=== Reading passage ===
>>>>>

Peter Fairley (2 November 1930 – 5 August 1998) was a British science journalist who was the Science Editor for Independent Television News and TV Times magazine the late sixties and early seventies. His name became synonymous with ITN's extensive live coverage of the Apollo moon landing missions.

His daughter is Josephine Fairley, journalist, magazine editor and founder with her husband of Green & Black's chocolate company.

Biography 

His father was a telecommunications engineer. He attended Sutton Valence School, Kent and Sidney Sussex College, Cambridge and he was then the science correspondent for the London Evening Standard and made numerous radio broadcasts in the 1960s. In April 1961, while employed at the Evening Standard, Fairley, based on warnings sent to ships in the Pacific and a hunch, predicted in his column that the U.S.S.R. was about to launch its first manned space flight. The column appeared on the front page of the paper, and two days later, Russia launched Yuri Gagarin into space. Fairley's salary was doubled as a result of his prediction. He was also a familiar face to ITV's younger viewers with regular appearances on Magpie and the children's science fiction series Timeslip as well as science articles in ITV's children's magazine Look-in, and writing books on popular science. He died of cancer aged 67. 

Archive material collected by Fairley during his coverage of space missions became the basis of the Fairley Archive of Space Exploration (FASE)

<<<<<

=== Aim of the exercise ===
Reproduce part of the passage on Peter Fairley, beginning at the words "Peter Fairley (2" and stopping after "moon landing missions.". The records that follow are taken from another source and are not related to the text about Peter Fairley.

=== Data extract ===
>>>>>

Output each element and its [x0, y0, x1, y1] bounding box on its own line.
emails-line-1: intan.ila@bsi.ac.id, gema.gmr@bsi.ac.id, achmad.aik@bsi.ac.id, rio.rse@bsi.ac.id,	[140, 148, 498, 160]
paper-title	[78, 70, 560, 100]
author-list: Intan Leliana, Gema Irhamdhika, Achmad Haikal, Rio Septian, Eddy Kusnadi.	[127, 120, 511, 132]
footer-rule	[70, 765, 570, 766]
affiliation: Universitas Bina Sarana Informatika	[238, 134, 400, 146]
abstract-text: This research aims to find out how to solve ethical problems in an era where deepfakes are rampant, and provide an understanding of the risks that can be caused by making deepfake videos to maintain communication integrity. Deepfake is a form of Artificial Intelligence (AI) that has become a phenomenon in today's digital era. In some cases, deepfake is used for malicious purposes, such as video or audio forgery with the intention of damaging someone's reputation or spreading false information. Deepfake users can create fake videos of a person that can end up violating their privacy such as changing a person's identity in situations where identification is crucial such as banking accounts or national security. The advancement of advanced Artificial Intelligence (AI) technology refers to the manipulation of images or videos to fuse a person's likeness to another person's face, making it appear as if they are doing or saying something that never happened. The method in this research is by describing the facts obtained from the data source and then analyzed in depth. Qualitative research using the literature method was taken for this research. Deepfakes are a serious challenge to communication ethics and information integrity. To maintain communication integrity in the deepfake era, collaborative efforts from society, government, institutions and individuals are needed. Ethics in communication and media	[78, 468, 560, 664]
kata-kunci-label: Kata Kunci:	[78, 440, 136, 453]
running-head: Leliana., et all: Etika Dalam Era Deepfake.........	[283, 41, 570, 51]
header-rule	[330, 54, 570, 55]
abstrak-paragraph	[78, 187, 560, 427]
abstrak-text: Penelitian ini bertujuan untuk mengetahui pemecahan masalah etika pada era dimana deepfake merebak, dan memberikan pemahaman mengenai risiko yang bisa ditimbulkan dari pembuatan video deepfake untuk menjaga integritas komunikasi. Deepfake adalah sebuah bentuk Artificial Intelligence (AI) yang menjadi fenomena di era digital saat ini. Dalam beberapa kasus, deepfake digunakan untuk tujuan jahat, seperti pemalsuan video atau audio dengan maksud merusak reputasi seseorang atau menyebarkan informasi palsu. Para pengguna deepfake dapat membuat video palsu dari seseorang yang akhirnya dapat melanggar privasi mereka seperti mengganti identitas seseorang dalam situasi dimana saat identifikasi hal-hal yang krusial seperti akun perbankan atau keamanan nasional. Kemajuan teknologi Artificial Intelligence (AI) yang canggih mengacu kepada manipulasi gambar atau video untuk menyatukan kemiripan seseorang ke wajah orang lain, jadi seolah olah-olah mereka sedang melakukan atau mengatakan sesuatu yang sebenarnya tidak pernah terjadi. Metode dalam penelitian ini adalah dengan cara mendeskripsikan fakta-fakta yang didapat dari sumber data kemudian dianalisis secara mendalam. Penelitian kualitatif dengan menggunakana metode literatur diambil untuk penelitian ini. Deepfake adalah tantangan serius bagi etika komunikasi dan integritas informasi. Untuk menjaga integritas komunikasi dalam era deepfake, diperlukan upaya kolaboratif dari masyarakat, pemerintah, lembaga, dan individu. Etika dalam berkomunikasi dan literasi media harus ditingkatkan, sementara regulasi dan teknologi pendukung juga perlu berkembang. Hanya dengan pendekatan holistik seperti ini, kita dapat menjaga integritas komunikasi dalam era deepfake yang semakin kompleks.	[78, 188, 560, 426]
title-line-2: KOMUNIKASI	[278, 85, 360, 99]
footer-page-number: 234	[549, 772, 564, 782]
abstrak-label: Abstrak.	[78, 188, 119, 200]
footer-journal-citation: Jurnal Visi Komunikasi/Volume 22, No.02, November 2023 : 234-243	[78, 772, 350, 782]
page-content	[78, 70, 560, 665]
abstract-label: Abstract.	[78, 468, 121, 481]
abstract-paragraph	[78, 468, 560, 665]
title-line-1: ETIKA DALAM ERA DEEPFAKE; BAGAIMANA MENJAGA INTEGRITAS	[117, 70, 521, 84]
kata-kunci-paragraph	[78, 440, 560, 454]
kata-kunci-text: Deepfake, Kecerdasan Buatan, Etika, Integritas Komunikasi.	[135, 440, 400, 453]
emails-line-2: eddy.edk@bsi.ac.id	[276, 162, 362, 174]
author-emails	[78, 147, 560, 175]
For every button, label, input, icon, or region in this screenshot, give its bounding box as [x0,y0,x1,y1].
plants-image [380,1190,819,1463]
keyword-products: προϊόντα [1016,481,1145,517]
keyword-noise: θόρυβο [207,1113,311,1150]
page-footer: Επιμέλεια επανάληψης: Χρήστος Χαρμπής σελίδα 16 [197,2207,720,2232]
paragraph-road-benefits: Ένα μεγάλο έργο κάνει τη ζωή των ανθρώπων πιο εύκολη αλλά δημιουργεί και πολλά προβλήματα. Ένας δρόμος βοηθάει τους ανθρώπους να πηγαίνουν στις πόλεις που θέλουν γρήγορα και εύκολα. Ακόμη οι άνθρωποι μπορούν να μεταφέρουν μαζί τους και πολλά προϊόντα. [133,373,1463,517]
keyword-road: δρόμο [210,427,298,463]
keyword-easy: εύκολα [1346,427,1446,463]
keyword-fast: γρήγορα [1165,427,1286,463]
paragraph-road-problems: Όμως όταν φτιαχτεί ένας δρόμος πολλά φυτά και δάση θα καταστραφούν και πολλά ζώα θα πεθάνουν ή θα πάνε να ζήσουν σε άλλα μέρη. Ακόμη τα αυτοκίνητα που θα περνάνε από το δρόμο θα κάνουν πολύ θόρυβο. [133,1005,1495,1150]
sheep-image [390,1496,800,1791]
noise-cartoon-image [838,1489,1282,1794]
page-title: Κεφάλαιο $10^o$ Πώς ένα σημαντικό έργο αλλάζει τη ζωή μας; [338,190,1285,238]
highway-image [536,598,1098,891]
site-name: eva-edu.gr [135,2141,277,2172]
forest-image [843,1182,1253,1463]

<<<<<

=== Finished task ===
Peter Fairley (2 November 1930 – 5 August 1998) was a British science journalist who was the Science Editor for Independent Television News and TV Times magazine the late sixties and early seventies. His name became synonymous with ITN's extensive live coverage of the Apollo moon landing missions.